**Your task**
Copy each line containing the word "JSON" from the records that follow, please.

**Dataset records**

Begin

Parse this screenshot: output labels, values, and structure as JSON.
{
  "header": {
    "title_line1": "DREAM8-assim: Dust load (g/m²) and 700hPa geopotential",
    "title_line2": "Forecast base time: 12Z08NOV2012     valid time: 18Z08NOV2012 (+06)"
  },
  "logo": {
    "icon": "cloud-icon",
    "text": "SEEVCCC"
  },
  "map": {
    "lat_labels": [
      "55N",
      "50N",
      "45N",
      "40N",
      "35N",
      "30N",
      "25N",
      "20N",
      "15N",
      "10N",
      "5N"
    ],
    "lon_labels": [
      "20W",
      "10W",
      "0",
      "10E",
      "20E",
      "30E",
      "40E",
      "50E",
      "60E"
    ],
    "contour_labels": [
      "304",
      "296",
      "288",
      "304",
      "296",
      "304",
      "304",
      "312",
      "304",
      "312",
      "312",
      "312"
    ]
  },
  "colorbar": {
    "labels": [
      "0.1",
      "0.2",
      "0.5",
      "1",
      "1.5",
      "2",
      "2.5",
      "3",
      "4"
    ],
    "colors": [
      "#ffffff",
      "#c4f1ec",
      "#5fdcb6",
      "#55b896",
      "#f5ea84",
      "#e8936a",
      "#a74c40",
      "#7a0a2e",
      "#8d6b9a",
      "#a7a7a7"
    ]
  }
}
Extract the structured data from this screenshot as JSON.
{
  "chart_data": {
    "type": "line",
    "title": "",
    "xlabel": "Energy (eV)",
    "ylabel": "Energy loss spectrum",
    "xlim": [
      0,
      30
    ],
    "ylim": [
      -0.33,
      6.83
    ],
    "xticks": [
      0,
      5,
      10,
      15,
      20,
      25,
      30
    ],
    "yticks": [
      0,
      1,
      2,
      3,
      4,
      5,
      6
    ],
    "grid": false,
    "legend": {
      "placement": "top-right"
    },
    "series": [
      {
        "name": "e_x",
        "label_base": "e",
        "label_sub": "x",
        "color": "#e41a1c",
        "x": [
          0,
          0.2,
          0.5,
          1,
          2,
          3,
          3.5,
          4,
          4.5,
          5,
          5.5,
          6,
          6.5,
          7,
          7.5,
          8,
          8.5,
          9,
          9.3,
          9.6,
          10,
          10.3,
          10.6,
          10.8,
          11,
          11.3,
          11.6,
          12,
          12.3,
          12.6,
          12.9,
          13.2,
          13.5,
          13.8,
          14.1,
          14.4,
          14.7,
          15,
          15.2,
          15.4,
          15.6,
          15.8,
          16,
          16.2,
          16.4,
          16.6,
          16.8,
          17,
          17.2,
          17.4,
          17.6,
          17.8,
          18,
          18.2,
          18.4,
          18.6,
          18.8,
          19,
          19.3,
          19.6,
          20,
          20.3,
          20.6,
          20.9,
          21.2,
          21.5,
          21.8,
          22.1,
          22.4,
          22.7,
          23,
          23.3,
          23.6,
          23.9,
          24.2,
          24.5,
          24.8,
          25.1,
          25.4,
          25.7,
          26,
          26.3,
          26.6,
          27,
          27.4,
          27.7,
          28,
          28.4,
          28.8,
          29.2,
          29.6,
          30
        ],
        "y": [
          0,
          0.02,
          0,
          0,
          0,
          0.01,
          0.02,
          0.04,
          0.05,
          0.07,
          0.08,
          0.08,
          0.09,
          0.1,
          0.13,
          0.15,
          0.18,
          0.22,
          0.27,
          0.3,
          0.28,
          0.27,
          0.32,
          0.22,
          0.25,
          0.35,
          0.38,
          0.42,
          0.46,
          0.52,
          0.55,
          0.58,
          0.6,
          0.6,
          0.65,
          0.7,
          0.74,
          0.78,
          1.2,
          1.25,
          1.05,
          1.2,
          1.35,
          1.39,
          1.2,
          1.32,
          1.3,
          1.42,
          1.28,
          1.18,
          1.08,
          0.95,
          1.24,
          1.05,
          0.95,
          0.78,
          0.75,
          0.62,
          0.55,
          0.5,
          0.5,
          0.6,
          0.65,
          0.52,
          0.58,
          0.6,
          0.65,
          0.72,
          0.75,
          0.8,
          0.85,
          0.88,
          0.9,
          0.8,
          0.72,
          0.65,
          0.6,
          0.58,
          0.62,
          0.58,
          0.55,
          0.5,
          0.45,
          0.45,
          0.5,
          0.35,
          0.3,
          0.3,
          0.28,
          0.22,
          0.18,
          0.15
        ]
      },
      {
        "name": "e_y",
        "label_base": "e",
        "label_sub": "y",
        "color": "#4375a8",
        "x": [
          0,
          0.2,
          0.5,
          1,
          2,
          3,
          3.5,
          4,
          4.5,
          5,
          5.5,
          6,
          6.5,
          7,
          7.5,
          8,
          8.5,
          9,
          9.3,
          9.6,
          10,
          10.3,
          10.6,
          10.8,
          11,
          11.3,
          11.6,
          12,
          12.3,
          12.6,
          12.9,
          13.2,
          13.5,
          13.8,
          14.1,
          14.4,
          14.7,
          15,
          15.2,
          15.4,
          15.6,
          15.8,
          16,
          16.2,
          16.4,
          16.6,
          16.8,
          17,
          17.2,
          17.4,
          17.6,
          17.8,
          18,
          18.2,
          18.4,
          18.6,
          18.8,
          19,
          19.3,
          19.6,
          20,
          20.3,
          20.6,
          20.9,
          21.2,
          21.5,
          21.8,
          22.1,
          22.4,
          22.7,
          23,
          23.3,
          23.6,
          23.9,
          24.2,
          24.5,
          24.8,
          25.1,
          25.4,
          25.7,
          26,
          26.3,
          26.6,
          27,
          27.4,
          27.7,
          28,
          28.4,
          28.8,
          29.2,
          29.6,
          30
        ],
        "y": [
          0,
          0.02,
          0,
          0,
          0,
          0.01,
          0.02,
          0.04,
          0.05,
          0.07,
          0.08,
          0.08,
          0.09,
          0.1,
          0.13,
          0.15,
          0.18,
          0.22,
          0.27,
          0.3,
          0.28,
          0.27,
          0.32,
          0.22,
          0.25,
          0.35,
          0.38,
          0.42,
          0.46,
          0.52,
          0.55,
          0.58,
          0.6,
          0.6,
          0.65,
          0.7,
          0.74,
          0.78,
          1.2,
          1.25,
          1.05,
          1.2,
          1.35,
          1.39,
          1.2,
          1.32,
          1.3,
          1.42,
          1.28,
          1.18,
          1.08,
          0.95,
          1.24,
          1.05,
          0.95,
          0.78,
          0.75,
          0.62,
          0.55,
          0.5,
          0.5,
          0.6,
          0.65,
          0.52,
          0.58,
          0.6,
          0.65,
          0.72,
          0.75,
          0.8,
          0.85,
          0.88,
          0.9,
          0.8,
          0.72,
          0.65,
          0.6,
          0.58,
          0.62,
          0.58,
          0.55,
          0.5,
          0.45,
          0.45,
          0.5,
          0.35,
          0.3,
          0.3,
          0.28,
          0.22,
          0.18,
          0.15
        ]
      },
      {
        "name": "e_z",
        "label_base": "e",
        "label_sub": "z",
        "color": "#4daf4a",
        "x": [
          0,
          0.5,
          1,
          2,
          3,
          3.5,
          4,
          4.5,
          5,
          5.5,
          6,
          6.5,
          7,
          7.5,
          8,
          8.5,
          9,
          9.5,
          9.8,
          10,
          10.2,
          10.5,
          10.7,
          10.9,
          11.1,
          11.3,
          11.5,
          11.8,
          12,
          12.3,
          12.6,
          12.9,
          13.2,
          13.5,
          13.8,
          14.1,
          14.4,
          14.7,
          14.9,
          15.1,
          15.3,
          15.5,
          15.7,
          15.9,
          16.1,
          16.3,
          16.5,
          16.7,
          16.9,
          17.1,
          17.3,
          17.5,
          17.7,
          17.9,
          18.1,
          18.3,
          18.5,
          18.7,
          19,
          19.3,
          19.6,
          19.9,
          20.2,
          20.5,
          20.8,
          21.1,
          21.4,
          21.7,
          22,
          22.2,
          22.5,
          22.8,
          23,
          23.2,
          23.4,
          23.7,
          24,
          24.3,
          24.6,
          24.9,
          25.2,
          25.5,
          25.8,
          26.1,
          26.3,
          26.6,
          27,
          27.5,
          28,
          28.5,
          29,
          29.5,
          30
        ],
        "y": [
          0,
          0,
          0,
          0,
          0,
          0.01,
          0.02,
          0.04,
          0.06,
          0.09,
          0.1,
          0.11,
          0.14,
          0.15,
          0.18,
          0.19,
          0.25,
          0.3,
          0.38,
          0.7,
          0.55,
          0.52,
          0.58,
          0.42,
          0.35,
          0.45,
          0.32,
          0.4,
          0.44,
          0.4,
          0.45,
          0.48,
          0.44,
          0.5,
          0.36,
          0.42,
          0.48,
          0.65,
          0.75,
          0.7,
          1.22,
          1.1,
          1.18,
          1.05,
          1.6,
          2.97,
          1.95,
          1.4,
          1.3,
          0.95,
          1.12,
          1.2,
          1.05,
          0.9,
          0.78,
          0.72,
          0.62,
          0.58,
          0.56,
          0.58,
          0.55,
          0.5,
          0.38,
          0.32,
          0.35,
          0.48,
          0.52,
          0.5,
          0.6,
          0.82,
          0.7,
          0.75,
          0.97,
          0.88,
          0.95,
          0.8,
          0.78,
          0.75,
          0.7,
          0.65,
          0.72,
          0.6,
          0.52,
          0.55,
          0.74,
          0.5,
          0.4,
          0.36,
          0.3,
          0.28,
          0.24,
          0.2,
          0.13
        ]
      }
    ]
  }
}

End

**Task response**
Parse this screenshot: output labels, values, and structure as JSON.
Extract the structured data from this screenshot as JSON.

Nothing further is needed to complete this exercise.